-------- THE DATA

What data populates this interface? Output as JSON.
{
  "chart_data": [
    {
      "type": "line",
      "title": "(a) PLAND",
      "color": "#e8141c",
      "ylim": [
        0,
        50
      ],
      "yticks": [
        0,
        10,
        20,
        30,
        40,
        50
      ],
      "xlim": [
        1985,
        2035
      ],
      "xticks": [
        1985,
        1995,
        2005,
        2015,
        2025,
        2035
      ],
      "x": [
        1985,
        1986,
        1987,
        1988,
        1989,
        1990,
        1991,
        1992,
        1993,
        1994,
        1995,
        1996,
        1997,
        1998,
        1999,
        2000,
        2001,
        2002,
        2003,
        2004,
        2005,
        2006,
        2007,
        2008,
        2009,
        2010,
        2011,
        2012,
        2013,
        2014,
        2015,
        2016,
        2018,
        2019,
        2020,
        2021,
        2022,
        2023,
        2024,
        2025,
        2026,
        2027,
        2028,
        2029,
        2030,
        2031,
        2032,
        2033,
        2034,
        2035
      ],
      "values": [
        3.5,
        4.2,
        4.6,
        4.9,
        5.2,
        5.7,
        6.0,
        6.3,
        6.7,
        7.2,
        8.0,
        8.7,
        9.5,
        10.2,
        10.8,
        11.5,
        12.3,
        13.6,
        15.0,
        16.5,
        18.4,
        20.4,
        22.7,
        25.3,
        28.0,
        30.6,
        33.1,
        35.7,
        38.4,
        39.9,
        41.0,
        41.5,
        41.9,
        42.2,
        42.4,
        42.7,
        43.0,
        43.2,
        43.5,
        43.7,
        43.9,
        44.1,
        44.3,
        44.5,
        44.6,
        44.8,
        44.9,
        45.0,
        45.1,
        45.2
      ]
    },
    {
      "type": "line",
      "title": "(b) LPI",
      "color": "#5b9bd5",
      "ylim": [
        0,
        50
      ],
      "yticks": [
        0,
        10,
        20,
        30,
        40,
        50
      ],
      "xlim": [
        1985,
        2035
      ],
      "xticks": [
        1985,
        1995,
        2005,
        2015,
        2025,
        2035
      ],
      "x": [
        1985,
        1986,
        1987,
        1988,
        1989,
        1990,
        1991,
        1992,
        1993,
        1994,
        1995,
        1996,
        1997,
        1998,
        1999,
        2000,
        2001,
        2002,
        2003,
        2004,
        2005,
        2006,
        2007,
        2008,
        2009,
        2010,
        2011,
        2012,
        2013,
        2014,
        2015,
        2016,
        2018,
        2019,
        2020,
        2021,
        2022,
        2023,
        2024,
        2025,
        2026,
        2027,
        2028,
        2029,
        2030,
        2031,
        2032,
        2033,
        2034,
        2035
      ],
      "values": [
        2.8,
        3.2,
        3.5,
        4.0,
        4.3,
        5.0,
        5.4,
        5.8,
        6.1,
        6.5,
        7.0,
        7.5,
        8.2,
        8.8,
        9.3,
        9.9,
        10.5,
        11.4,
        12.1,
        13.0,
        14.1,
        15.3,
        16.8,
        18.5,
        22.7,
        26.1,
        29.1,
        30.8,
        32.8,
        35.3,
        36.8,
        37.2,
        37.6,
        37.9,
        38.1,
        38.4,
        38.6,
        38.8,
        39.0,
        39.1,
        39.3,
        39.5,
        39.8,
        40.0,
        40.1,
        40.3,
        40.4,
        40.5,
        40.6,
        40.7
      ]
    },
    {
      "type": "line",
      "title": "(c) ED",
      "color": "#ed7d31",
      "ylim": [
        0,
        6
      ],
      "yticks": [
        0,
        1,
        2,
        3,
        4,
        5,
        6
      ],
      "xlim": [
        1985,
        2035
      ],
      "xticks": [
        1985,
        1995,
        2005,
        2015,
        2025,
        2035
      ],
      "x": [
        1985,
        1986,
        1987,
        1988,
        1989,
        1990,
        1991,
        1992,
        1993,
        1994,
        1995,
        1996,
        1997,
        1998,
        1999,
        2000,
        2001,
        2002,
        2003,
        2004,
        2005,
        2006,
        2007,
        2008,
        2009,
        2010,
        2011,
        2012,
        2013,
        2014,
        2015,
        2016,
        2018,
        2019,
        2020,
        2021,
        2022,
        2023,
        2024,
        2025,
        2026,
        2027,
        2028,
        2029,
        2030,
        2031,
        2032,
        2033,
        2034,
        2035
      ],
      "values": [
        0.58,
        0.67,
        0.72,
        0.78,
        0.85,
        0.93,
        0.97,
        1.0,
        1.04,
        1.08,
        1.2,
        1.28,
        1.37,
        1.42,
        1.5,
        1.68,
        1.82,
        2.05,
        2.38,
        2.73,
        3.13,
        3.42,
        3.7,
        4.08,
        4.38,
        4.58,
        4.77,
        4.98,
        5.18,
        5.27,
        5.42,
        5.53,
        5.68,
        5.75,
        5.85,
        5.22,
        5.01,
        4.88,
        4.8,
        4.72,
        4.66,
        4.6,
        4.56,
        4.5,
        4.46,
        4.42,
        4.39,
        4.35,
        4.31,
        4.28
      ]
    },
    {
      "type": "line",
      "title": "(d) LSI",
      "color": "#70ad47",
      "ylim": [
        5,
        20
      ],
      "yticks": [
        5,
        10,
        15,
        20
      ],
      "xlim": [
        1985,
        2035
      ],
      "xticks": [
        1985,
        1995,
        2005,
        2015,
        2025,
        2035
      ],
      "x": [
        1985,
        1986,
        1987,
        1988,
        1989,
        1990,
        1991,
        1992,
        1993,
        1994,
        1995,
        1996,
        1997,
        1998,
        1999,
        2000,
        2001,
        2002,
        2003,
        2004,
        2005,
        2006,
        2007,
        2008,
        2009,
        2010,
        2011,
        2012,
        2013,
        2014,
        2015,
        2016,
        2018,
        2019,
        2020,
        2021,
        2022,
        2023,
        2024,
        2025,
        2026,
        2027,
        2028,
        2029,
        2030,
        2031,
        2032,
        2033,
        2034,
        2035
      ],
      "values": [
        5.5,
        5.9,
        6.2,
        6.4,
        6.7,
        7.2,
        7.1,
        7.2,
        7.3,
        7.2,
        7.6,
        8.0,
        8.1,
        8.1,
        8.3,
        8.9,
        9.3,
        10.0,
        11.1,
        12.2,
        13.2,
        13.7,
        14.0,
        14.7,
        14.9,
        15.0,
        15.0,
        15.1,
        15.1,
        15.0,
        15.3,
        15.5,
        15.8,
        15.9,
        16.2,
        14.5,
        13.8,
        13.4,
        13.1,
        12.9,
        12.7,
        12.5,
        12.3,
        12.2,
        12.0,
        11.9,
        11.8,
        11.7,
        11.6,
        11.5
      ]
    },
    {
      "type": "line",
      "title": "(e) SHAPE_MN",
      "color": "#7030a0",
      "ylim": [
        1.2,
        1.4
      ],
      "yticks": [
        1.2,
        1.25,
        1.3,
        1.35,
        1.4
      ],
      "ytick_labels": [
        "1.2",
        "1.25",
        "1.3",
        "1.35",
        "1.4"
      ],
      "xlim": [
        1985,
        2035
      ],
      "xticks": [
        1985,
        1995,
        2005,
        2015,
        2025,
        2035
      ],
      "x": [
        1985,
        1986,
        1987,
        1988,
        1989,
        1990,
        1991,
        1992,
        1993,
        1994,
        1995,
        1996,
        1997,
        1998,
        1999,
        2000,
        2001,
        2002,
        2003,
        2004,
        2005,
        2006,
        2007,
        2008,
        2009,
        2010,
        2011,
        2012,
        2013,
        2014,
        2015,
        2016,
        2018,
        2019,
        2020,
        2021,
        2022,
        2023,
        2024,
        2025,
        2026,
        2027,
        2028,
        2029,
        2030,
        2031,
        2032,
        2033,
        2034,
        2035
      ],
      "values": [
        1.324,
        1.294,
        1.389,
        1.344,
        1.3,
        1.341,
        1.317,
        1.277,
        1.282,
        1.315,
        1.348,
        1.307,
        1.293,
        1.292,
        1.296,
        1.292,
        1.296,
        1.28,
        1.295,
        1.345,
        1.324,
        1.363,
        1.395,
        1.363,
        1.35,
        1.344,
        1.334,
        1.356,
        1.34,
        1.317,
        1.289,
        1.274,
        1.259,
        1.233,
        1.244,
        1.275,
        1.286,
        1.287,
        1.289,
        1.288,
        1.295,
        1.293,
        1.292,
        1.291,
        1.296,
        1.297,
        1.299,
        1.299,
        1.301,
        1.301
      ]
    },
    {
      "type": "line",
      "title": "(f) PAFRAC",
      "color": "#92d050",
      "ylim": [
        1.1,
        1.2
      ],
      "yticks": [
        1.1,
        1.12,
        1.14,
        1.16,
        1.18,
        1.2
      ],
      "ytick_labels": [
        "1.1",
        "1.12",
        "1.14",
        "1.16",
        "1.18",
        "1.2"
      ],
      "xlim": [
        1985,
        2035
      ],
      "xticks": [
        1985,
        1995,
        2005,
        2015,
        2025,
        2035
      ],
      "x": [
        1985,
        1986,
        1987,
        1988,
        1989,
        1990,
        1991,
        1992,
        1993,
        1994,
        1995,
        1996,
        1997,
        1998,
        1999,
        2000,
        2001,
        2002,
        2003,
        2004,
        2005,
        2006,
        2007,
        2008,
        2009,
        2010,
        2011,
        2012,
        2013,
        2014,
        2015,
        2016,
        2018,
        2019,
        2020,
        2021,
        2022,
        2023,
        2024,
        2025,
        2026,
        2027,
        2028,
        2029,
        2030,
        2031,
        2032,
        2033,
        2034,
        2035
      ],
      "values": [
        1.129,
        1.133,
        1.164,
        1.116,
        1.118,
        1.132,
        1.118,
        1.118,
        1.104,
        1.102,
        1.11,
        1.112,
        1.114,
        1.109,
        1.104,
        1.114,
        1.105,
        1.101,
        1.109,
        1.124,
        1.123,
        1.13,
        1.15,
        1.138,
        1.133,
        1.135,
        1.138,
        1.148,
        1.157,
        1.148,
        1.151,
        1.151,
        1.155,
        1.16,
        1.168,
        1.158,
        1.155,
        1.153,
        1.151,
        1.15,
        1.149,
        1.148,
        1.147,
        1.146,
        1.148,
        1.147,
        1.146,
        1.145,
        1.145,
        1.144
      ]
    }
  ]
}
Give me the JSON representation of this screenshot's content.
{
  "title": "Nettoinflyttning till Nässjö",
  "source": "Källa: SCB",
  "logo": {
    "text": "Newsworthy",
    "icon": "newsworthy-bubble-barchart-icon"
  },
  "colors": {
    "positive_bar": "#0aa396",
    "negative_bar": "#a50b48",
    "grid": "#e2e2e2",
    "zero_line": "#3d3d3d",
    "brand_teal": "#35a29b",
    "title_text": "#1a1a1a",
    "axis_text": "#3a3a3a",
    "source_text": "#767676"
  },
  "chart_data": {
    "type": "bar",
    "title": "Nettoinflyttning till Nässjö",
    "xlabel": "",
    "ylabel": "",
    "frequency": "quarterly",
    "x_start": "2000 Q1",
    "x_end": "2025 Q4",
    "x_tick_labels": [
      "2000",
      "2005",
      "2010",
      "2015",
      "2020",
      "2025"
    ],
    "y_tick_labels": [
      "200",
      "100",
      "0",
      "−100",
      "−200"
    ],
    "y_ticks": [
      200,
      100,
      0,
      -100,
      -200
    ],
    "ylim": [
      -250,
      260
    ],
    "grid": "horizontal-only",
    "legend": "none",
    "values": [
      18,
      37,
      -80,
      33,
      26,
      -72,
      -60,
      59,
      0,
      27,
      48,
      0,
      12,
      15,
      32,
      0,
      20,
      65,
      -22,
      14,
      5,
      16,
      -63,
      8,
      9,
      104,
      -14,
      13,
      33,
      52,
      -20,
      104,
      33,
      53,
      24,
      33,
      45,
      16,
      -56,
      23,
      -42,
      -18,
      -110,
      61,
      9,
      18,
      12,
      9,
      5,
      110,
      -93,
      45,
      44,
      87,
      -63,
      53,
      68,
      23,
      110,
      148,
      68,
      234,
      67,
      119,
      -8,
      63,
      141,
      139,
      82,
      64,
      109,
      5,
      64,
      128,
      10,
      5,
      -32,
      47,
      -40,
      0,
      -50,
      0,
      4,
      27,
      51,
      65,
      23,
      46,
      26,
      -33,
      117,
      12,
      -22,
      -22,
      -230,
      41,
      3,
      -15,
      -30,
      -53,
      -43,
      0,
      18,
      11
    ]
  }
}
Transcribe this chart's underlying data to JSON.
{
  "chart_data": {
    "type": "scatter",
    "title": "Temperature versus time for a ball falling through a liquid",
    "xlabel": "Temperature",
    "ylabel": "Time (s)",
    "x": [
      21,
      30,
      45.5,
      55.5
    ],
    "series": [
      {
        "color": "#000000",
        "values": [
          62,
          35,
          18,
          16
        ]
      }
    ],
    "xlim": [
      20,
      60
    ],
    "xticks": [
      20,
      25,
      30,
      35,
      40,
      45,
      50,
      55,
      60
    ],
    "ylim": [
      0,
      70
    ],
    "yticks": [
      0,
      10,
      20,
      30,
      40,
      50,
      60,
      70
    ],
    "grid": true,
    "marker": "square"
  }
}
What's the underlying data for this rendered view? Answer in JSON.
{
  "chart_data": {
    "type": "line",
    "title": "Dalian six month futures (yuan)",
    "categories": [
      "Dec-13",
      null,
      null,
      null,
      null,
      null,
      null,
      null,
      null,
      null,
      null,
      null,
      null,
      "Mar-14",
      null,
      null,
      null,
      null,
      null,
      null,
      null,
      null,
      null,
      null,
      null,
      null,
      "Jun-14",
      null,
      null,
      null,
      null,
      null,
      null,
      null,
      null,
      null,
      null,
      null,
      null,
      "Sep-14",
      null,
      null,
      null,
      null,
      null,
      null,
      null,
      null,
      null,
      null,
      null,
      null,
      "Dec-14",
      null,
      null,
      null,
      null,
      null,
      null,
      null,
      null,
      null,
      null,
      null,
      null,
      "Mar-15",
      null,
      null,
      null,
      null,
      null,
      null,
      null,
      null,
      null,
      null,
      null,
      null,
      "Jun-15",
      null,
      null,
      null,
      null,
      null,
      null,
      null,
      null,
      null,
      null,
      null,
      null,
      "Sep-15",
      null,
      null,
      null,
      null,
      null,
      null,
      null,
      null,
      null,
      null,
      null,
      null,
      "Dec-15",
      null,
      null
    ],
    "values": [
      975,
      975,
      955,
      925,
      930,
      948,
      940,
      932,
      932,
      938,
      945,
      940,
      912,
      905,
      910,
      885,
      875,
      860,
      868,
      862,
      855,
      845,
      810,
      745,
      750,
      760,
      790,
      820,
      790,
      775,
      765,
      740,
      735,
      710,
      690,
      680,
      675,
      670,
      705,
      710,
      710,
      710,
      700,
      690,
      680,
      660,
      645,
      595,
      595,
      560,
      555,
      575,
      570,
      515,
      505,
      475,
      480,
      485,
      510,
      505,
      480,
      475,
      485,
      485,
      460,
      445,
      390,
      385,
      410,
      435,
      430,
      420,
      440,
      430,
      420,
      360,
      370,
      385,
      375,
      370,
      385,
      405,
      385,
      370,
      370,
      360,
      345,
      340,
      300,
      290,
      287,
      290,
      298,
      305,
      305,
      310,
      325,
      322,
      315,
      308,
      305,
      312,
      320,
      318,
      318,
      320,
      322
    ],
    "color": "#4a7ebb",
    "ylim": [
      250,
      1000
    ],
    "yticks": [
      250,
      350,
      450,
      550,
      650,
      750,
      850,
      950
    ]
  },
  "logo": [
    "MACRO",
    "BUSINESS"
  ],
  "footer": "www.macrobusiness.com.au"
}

----------------

● **EXERCISE DESCRIPTION**
Find every line that holds "this" and copy it.

● **OUTPUT OF THE TASK**
What data populates this interface? Output as JSON.
Give me the JSON representation of this screenshot's content.
Transcribe this chart's underlying data to JSON.
What's the underlying data for this rendered view? Answer in JSON.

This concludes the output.